>>>>>
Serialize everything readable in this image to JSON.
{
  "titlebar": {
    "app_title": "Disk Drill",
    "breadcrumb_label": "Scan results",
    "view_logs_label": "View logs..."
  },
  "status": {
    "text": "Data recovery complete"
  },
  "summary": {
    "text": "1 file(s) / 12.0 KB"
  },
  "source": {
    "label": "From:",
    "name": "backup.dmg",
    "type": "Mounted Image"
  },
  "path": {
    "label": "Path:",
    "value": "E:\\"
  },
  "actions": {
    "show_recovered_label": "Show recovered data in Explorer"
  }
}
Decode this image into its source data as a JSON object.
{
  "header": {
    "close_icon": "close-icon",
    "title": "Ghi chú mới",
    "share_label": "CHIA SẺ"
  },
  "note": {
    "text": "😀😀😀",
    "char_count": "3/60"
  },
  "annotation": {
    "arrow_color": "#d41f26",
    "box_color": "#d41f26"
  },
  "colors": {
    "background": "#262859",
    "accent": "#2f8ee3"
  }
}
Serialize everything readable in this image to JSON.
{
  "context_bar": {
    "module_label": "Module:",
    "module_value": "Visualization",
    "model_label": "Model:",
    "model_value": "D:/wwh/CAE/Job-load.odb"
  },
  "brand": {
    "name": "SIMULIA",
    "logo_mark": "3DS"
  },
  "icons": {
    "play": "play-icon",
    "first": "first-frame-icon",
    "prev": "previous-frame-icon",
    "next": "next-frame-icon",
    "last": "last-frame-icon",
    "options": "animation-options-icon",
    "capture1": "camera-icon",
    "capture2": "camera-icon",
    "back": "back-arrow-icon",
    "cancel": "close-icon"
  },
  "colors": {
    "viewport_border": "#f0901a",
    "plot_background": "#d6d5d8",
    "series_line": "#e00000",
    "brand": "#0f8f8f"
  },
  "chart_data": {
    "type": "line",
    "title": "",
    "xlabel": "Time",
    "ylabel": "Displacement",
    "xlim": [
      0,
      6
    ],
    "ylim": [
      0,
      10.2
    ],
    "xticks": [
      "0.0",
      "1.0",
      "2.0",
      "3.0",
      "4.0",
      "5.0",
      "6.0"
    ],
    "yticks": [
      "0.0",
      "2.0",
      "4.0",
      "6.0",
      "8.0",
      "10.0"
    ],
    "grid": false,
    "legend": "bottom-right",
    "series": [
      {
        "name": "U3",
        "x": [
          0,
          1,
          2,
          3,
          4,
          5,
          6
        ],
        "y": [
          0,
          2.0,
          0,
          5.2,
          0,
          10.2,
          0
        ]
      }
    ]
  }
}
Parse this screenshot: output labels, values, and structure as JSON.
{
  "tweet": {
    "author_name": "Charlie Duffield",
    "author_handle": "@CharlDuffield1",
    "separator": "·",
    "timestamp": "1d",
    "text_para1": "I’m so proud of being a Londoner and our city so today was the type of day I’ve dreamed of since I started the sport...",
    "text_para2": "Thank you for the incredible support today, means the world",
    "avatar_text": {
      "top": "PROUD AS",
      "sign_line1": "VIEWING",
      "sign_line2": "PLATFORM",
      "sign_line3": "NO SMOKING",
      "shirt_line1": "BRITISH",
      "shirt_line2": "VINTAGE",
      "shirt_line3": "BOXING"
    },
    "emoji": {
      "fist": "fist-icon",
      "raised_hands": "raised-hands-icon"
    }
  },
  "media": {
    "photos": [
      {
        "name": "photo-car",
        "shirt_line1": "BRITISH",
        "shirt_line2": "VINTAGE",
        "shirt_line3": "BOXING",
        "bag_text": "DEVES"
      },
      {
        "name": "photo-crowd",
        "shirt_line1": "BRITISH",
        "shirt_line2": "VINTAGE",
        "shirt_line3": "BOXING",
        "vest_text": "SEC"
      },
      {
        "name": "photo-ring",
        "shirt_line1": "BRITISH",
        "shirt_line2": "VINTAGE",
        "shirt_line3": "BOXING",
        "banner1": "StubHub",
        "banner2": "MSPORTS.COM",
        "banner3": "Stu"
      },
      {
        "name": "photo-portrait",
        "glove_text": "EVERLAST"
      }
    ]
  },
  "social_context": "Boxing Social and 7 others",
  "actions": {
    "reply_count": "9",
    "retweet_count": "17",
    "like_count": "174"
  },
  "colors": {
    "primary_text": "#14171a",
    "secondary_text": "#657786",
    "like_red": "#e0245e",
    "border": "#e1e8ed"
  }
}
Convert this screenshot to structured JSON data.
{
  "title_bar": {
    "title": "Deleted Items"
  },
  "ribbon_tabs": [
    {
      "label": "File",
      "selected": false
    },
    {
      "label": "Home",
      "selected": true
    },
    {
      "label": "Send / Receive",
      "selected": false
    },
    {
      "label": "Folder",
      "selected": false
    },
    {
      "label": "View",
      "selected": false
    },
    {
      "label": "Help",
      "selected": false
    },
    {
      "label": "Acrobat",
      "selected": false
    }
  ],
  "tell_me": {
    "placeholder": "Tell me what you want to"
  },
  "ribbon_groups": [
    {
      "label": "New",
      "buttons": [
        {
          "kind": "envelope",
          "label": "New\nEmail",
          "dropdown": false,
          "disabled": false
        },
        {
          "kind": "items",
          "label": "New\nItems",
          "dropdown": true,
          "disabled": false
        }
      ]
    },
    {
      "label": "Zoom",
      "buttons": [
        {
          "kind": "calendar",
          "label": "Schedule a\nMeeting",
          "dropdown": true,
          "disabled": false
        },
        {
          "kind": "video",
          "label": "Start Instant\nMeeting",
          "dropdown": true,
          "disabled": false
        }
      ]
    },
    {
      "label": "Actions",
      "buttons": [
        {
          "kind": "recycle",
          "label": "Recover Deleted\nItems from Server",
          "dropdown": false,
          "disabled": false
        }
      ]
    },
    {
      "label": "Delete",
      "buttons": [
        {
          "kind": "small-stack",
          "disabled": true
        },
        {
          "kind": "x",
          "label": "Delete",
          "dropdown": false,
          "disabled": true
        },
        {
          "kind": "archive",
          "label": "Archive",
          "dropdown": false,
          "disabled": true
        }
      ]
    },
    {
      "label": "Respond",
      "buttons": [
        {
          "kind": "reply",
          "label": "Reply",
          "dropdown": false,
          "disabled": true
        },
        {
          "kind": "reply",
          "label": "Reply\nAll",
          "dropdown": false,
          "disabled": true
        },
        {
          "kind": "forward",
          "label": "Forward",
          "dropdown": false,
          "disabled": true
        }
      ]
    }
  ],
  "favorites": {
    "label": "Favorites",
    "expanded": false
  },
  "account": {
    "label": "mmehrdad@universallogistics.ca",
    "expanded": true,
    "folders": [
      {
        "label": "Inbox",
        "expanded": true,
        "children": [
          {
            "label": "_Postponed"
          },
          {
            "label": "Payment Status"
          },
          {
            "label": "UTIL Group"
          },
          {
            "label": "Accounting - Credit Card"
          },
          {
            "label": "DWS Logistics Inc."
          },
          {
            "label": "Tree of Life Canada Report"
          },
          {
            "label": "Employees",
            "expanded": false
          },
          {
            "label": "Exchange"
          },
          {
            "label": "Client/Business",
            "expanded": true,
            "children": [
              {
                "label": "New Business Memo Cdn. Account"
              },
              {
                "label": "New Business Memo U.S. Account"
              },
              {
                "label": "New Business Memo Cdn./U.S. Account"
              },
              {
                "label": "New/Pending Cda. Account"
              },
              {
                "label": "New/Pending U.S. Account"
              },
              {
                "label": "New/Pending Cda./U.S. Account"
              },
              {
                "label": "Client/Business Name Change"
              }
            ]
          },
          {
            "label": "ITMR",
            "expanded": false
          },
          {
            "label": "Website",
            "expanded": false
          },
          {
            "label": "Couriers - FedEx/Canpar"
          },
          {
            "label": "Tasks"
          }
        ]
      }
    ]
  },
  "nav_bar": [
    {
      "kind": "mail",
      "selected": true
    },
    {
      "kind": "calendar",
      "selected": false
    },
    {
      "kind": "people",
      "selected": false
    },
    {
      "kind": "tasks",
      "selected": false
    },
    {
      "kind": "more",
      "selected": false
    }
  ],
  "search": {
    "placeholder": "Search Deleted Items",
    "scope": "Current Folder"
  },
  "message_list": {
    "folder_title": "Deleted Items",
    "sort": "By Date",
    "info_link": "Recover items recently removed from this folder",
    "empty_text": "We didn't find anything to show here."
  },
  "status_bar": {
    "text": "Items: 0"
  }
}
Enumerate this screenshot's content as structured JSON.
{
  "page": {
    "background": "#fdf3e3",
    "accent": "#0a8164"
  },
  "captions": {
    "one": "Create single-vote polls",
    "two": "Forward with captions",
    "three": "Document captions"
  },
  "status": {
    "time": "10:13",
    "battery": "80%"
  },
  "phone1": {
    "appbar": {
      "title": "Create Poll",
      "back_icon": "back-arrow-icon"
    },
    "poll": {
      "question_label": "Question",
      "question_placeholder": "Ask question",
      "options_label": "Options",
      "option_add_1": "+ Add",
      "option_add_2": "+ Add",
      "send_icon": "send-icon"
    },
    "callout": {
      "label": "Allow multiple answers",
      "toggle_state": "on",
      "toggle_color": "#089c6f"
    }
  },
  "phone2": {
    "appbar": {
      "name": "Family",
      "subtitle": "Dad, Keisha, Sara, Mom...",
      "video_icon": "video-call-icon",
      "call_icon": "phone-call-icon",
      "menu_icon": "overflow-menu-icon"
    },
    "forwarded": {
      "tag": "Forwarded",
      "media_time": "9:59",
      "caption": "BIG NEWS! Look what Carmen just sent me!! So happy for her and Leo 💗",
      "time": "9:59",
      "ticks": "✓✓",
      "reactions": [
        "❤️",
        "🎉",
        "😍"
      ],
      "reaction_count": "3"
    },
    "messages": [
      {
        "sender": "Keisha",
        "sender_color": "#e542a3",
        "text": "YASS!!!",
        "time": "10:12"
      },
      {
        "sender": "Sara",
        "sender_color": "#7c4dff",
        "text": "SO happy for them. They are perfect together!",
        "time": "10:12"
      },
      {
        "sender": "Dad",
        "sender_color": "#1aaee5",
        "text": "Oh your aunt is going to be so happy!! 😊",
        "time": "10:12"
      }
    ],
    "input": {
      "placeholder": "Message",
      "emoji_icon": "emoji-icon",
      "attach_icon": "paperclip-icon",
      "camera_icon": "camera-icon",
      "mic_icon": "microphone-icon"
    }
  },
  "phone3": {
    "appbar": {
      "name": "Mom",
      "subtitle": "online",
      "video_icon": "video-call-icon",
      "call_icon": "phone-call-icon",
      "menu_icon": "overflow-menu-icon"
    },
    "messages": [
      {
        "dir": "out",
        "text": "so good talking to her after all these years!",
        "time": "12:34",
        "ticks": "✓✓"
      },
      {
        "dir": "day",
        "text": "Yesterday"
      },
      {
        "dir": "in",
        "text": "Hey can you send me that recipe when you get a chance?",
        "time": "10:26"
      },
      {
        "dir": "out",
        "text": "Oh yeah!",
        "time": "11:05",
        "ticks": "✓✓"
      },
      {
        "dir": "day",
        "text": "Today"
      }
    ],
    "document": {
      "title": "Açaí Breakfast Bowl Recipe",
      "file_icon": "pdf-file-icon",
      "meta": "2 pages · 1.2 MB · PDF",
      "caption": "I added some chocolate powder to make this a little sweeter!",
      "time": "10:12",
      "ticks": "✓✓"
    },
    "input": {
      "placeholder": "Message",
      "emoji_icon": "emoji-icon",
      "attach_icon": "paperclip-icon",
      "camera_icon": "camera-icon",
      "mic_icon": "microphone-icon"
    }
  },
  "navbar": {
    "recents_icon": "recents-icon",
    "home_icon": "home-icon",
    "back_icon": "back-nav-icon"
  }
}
<<<<<
▶ [Instructions for the task]
Read the entries and pick out all lines that include the word "close".

▶ [Full answer]
    "close_icon": "close-icon",
    "cancel": "close-icon"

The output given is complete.